◆ **Problem**
Locate the word "COMPRAS" in the entries below, then gather every line that holds it.

◆ **Information shown**
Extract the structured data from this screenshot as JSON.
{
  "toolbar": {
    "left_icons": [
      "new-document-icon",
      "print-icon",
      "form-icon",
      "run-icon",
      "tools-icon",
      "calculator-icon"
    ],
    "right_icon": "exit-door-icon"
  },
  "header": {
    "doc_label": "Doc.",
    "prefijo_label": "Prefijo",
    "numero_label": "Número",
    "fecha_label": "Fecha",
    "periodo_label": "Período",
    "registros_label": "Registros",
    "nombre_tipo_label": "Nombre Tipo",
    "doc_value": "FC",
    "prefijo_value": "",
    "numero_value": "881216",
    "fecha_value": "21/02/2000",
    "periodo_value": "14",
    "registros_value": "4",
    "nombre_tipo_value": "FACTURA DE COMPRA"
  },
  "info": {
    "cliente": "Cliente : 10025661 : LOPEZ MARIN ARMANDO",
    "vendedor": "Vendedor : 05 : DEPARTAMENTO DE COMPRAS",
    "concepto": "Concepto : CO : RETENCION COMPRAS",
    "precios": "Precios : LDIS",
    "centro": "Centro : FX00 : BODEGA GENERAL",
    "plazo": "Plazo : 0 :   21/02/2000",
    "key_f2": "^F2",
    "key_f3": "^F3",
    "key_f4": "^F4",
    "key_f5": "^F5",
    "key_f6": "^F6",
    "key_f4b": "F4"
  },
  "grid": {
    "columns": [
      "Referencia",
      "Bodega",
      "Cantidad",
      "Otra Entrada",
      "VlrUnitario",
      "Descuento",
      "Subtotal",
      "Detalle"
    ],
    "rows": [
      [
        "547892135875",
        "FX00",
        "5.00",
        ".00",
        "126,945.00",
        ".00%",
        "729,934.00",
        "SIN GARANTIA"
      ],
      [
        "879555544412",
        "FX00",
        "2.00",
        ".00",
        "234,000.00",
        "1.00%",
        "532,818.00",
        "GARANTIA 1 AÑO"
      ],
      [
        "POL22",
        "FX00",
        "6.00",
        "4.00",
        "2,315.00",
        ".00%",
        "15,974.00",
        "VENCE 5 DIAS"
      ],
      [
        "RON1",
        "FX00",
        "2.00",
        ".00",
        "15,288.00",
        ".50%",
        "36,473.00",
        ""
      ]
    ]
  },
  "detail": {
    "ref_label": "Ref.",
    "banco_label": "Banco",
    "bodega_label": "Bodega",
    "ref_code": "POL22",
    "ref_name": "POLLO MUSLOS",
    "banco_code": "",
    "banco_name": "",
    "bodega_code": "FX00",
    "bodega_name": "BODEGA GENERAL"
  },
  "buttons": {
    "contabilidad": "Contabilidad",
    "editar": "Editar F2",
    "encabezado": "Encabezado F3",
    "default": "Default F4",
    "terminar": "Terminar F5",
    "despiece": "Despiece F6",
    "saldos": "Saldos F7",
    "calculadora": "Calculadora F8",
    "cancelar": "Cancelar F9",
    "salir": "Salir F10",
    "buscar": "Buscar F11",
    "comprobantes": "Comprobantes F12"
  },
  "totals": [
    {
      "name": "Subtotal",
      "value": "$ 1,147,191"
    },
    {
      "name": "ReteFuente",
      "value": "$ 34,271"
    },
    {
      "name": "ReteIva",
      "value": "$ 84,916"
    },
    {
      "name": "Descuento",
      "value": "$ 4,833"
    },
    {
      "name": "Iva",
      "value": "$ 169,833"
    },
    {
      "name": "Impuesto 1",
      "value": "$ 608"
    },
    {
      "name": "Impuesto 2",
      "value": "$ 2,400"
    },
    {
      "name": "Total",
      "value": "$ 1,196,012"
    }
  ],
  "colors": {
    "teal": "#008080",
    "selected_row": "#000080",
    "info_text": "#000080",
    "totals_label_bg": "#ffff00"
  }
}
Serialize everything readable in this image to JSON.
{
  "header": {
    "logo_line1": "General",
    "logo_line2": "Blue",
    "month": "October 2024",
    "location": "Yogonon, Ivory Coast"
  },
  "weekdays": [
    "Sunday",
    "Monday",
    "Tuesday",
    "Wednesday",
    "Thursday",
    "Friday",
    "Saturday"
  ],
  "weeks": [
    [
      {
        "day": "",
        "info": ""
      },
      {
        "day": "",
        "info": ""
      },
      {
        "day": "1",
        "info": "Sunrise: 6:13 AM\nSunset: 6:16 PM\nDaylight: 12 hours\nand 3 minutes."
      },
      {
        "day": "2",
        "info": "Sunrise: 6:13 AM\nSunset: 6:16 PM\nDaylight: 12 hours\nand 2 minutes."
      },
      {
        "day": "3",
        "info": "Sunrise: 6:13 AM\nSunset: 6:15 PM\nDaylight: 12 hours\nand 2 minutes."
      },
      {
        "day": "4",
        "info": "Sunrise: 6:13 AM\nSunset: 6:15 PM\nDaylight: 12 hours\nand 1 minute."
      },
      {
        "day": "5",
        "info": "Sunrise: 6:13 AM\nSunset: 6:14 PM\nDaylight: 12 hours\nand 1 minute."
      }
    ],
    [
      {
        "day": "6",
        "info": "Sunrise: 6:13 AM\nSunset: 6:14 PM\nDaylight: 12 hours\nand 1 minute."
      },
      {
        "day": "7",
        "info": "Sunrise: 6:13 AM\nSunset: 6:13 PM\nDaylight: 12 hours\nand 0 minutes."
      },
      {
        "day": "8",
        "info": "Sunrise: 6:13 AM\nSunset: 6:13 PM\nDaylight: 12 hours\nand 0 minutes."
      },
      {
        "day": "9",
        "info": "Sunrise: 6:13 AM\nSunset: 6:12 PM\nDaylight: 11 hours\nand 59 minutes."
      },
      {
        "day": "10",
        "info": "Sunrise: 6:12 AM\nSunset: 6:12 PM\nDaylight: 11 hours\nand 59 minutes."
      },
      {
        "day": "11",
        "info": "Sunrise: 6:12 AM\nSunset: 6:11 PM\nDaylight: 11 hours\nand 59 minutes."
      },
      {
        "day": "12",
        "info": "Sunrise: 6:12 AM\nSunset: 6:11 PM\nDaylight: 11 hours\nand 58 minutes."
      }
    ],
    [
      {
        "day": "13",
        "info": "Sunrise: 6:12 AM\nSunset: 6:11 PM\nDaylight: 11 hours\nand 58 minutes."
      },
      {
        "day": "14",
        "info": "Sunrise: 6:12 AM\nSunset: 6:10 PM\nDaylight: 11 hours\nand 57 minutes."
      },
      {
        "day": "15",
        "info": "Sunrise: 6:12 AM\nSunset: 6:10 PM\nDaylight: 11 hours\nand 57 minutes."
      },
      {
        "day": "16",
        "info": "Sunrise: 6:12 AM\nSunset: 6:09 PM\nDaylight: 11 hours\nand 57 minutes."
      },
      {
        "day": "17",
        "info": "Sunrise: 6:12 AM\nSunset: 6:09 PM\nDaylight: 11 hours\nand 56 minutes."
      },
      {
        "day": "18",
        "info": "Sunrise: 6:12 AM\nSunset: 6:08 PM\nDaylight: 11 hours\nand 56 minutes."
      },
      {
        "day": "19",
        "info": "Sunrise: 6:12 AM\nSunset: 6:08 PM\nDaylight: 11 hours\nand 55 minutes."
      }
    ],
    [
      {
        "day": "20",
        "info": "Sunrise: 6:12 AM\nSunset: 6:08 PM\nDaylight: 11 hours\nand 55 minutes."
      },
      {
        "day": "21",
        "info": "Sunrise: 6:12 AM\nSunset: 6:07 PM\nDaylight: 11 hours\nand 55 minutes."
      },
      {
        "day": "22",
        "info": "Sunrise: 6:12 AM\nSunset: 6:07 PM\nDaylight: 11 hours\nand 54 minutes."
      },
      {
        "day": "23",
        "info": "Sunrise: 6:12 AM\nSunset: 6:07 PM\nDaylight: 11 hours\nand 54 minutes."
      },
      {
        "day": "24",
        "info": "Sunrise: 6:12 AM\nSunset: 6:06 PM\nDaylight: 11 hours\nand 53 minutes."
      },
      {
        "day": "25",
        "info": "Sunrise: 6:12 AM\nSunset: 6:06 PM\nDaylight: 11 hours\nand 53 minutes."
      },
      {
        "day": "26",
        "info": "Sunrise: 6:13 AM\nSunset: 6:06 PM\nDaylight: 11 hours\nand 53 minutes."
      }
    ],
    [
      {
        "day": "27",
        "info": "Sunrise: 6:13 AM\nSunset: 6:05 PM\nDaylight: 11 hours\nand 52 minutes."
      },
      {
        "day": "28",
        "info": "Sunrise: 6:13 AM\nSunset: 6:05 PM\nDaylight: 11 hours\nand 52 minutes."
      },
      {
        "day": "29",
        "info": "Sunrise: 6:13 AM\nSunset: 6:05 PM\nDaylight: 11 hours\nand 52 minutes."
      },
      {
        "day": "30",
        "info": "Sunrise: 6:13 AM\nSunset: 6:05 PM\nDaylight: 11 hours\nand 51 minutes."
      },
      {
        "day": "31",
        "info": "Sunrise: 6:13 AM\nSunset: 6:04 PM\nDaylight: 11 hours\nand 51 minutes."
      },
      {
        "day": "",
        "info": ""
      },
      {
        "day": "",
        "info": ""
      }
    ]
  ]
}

◆ **Finished exercise**
    "vendedor": "Vendedor : 05 : DEPARTAMENTO DE COMPRAS",
    "concepto": "Concepto : CO : RETENCION COMPRAS",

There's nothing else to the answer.